**What to work on:**
Go through the entries below and print each one exactly, leaving out pictures.

^^^^^^^^

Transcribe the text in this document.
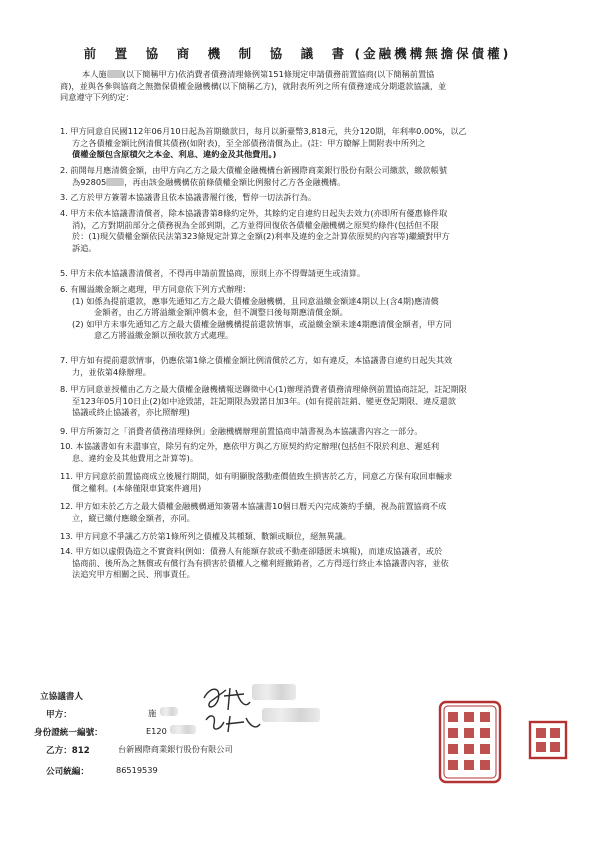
前　置　協　商　機　制　協　議　書 (金融機構無擔保債權)
本人施 (以下簡稱甲方)依消費者債務清理條例第151條規定申請債務前置協商(以下簡稱前置協
商)，並與各參與協商之無擔保債權金融機構(以下簡稱乙方)，就附表所列之所有債務達成分期還款協議，並
同意遵守下列約定：
1. 甲方同意自民國112年06月10日起為首期繳款日，每月以新臺幣3,818元，共分120期，年利率0.00%，以乙
方之各債權金額比例清償其債務(如附表)，至全部債務清償為止。(註：甲方瞭解上開附表中所列之
債權金額包含原積欠之本金、利息、違約金及其他費用。)
2. 前開每月應清償金額，由甲方向乙方之最大債權金融機構台新國際商業銀行股份有限公司繳款，繳款帳號
為92805 ，再由該金融機構依前條債權金額比例撥付乙方各金融機構。
3. 乙方於甲方簽署本協議書且依本協議書履行後，暫停一切法訴行為。
4. 甲方未依本協議書清償者，除本協議書第8條約定外，其餘約定自違約日起失去效力(亦即所有優惠條件取
消)，乙方對期前部分之債務視為全部到期，乙方並得回復依各債權金融機構之原契約條件(包括但不限
於：(1)現欠債權金額依民法第323條規定計算之金額(2)利率及違約金之計算依原契約內容等)繼續對甲方
訴追。
5. 甲方未依本協議書清償者，不得再申請前置協商，原則上亦不得聲請更生或清算。
6. 有關溢繳金額之處理，甲方同意依下列方式辦理：
(1) 如係為提前還款，應事先通知乙方之最大債權金融機構，且同意溢繳金額達4期以上(含4期)應清償
金額者，由乙方將溢繳金額沖償本金，但不調整日後每期應清償金額。
(2) 如甲方未事先通知乙方之最大債權金融機構提前還款情事，或溢繳金額未達4期應清償金額者，甲方同
意乙方將溢繳金額以預收款方式處理。
7. 甲方如有提前還款情事，仍應依第1條之債權金額比例清償於乙方，如有違反，本協議書自違約日起失其效
力，並依第4條辦理。
8. 甲方同意並授權由乙方之最大債權金融機構報送聯徵中心(1)辦理消費者債務清理條例前置協商註記，註記期限
至123年05月10日止(2)如中途毀諾，註記期限為毀諾日加3年。(如有提前註銷、變更登記期限、違反還款
協議或終止協議者，亦比照辦理)
9. 甲方所簽訂之「消費者債務清理條例」金融機構辦理前置協商申請書視為本協議書內容之一部分。
10. 本協議書如有未盡事宜，除另有約定外，應依甲方與乙方原契約約定辦理(包括但不限於利息、遲延利
息、違約金及其他費用之計算等)。
11. 甲方同意於前置協商成立後履行期間，如有明顯脫落動產價值致生損害於乙方，同意乙方保有取回車輛求
償之權利。(本條僅限車貸案件適用)
12. 甲方如未於乙方之最大債權金融機構通知簽署本協議書10個日曆天內完成簽約手續，視為前置協商不成
立，縱已繳付應繳金額者，亦同。
13. 甲方同意不爭議乙方於第1條所列之債權及其種類、數額或順位，絕無異議。
14. 甲方如以虛假偽造之不實資料(例如：債務人有能額存款或不動產卻隱匿未填報)，而達成協議者，或於
協商前、後所為之無償或有償行為有損害於債權人之權利經撤銷者，乙方得逕行終止本協議書內容，並依
法追究甲方相關之民、刑事責任。
立協議書人
甲方：	施
身份證統一編號：	E120
乙方：812	台新國際商業銀行股份有限公司
公司統編：	86519539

^^^^^^^^

**Finished exercise:**
Transcribe the text in this document.
前　置　協　商　機　制　協　議　書 (金融機構無擔保債權)
本人施 (以下簡稱甲方)依消費者債務清理條例第151條規定申請債務前置協商(以下簡稱前置協
商)，並與各參與協商之無擔保債權金融機構(以下簡稱乙方)，就附表所列之所有債務達成分期還款協議，並
同意遵守下列約定：
1. 甲方同意自民國112年06月10日起為首期繳款日，每月以新臺幣3,818元，共分120期，年利率0.00%，以乙
方之各債權金額比例清償其債務(如附表)，至全部債務清償為止。(註：甲方瞭解上開附表中所列之
債權金額包含原積欠之本金、利息、違約金及其他費用。)
2. 前開每月應清償金額，由甲方向乙方之最大債權金融機構台新國際商業銀行股份有限公司繳款，繳款帳號
為92805 ，再由該金融機構依前條債權金額比例撥付乙方各金融機構。
3. 乙方於甲方簽署本協議書且依本協議書履行後，暫停一切法訴行為。
4. 甲方未依本協議書清償者，除本協議書第8條約定外，其餘約定自違約日起失去效力(亦即所有優惠條件取
消)，乙方對期前部分之債務視為全部到期，乙方並得回復依各債權金融機構之原契約條件(包括但不限
於：(1)現欠債權金額依民法第323條規定計算之金額(2)利率及違約金之計算依原契約內容等)繼續對甲方
訴追。
5. 甲方未依本協議書清償者，不得再申請前置協商，原則上亦不得聲請更生或清算。
6. 有關溢繳金額之處理，甲方同意依下列方式辦理：
(1) 如係為提前還款，應事先通知乙方之最大債權金融機構，且同意溢繳金額達4期以上(含4期)應清償
金額者，由乙方將溢繳金額沖償本金，但不調整日後每期應清償金額。
(2) 如甲方未事先通知乙方之最大債權金融機構提前還款情事，或溢繳金額未達4期應清償金額者，甲方同
意乙方將溢繳金額以預收款方式處理。
7. 甲方如有提前還款情事，仍應依第1條之債權金額比例清償於乙方，如有違反，本協議書自違約日起失其效
力，並依第4條辦理。
8. 甲方同意並授權由乙方之最大債權金融機構報送聯徵中心(1)辦理消費者債務清理條例前置協商註記，註記期限
至123年05月10日止(2)如中途毀諾，註記期限為毀諾日加3年。(如有提前註銷、變更登記期限、違反還款
協議或終止協議者，亦比照辦理)
9. 甲方所簽訂之「消費者債務清理條例」金融機構辦理前置協商申請書視為本協議書內容之一部分。
10. 本協議書如有未盡事宜，除另有約定外，應依甲方與乙方原契約約定辦理(包括但不限於利息、遲延利
息、違約金及其他費用之計算等)。
11. 甲方同意於前置協商成立後履行期間，如有明顯脫落動產價值致生損害於乙方，同意乙方保有取回車輛求
償之權利。(本條僅限車貸案件適用)
12. 甲方如未於乙方之最大債權金融機構通知簽署本協議書10個日曆天內完成簽約手續，視為前置協商不成
立，縱已繳付應繳金額者，亦同。
13. 甲方同意不爭議乙方於第1條所列之債權及其種類、數額或順位，絕無異議。
14. 甲方如以虛假偽造之不實資料(例如：債務人有能額存款或不動產卻隱匿未填報)，而達成協議者，或於
協商前、後所為之無償或有償行為有損害於債權人之權利經撤銷者，乙方得逕行終止本協議書內容，並依
法追究甲方相關之民、刑事責任。
立協議書人
甲方：	施
身份證統一編號：	E120
乙方：812	台新國際商業銀行股份有限公司
公司統編：	86519539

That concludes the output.